Data items:
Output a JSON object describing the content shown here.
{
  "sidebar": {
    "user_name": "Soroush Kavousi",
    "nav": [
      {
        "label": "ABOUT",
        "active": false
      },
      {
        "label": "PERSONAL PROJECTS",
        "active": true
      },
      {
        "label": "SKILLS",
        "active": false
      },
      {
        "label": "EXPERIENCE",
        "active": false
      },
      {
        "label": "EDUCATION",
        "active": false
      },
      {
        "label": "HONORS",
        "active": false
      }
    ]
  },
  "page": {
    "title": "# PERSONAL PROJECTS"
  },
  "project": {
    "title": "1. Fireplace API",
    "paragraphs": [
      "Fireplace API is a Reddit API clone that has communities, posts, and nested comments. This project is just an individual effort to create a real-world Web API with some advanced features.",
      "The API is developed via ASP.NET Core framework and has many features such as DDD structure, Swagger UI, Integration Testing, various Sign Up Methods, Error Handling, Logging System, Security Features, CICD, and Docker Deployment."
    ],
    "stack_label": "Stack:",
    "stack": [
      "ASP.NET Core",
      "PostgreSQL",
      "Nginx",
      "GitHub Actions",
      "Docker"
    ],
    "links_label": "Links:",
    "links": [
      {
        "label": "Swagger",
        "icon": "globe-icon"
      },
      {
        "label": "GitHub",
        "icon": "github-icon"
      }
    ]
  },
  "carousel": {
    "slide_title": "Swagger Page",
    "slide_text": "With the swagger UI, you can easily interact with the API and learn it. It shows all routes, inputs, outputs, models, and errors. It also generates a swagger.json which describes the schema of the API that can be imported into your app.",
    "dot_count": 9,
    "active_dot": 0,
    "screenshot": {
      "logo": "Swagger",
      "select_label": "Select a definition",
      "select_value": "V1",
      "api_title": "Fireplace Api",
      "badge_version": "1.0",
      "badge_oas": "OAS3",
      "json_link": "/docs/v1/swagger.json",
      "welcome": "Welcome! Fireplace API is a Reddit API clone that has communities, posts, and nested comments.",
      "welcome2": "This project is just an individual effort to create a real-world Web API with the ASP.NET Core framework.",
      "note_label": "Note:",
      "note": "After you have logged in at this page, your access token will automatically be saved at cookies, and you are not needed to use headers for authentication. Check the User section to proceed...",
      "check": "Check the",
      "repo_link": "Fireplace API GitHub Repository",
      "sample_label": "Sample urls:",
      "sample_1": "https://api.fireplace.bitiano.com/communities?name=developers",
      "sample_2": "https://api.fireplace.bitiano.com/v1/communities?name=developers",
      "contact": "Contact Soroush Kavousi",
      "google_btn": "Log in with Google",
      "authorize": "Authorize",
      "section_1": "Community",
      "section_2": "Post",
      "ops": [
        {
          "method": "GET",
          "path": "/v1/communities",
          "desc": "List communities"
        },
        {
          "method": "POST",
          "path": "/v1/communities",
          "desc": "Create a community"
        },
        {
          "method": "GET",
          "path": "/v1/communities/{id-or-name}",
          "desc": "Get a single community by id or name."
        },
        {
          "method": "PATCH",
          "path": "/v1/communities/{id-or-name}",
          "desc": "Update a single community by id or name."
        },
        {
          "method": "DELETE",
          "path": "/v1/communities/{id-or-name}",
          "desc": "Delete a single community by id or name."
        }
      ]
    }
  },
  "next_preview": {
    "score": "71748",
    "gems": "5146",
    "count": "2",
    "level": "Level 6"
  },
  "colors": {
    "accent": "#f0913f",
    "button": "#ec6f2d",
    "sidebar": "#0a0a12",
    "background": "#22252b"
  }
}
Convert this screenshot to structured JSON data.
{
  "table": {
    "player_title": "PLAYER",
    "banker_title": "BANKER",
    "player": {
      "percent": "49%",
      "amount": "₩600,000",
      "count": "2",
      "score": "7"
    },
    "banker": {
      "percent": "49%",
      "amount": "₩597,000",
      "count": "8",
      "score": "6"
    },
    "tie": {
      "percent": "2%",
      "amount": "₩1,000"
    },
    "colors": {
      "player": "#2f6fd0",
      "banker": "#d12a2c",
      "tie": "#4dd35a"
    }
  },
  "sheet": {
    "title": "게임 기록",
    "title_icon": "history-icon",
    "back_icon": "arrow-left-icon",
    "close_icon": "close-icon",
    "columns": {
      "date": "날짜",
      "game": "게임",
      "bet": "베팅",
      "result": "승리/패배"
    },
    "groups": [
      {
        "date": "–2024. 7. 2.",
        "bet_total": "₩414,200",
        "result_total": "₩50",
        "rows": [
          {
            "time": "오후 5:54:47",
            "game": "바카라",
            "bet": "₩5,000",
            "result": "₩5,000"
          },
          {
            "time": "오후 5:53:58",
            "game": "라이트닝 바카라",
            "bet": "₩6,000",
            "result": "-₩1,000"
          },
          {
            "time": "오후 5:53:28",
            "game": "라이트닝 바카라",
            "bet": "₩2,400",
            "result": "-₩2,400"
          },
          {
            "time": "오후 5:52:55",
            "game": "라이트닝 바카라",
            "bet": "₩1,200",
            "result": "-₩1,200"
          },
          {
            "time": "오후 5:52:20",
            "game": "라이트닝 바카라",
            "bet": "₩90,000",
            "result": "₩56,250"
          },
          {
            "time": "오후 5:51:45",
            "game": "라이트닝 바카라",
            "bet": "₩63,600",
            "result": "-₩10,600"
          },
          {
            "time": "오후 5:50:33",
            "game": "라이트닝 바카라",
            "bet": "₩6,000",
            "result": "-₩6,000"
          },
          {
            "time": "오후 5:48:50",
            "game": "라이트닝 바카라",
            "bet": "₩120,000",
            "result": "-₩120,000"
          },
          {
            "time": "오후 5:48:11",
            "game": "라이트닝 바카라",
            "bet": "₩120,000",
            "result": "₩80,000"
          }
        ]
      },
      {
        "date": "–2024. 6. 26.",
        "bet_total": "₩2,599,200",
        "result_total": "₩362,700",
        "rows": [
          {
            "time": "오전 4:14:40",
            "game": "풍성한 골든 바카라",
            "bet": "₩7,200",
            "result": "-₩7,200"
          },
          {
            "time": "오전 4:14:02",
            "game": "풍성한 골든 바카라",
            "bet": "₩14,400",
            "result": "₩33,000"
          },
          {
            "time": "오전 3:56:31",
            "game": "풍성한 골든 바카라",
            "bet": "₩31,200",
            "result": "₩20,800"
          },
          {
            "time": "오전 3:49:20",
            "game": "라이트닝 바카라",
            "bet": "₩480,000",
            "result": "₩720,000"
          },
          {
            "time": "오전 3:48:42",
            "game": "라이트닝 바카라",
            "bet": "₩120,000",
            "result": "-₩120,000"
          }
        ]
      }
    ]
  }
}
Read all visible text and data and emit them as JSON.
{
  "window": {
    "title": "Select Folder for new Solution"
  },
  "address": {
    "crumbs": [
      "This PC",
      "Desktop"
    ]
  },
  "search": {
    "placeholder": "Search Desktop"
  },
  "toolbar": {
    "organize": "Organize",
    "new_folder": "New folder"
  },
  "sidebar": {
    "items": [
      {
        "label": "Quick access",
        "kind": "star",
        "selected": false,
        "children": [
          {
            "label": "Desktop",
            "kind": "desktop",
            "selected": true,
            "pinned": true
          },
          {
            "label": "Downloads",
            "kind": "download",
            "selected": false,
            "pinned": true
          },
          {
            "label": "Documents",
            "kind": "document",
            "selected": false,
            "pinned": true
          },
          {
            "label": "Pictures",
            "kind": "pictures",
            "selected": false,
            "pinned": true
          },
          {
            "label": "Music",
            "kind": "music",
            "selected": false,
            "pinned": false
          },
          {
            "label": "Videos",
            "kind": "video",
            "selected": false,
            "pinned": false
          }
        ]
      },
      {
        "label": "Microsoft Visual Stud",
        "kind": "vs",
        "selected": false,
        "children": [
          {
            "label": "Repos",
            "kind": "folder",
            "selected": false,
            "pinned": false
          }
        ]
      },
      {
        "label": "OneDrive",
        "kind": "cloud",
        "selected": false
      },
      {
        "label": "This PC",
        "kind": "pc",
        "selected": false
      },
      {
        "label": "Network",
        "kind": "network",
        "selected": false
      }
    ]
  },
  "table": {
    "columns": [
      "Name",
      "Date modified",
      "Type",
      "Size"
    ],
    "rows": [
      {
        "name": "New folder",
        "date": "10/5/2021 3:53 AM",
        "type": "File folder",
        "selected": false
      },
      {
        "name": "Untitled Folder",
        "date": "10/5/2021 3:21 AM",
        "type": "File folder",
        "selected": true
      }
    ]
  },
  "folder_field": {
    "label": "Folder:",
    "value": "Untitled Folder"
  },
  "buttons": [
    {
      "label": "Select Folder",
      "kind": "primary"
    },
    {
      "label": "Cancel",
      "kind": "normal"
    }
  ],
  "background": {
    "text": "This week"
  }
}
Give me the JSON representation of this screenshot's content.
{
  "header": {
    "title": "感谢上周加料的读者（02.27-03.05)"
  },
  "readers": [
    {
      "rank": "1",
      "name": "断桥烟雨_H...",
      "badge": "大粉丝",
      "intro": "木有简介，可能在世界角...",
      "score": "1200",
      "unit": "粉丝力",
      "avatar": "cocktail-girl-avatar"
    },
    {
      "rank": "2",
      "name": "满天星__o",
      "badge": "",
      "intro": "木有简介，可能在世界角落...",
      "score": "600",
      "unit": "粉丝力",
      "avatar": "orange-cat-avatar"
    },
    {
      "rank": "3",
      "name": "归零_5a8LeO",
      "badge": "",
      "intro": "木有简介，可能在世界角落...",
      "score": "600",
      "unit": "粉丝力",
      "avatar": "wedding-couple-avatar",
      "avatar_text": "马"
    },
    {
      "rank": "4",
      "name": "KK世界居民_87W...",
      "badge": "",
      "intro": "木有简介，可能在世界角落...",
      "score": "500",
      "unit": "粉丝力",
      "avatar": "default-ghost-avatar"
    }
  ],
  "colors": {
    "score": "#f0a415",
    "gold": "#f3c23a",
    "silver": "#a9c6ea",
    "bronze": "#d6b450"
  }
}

## Exercise details
In the listing above, find each line with the word "clone" and copy it.

## Output of the exercise
      "Fireplace API is a Reddit API clone that has communities, posts, and nested comments. This project is just an individual effort to create a real-world Web API with some advanced features.",
      "welcome": "Welcome! Fireplace API is a Reddit API clone that has communities, posts, and nested comments.",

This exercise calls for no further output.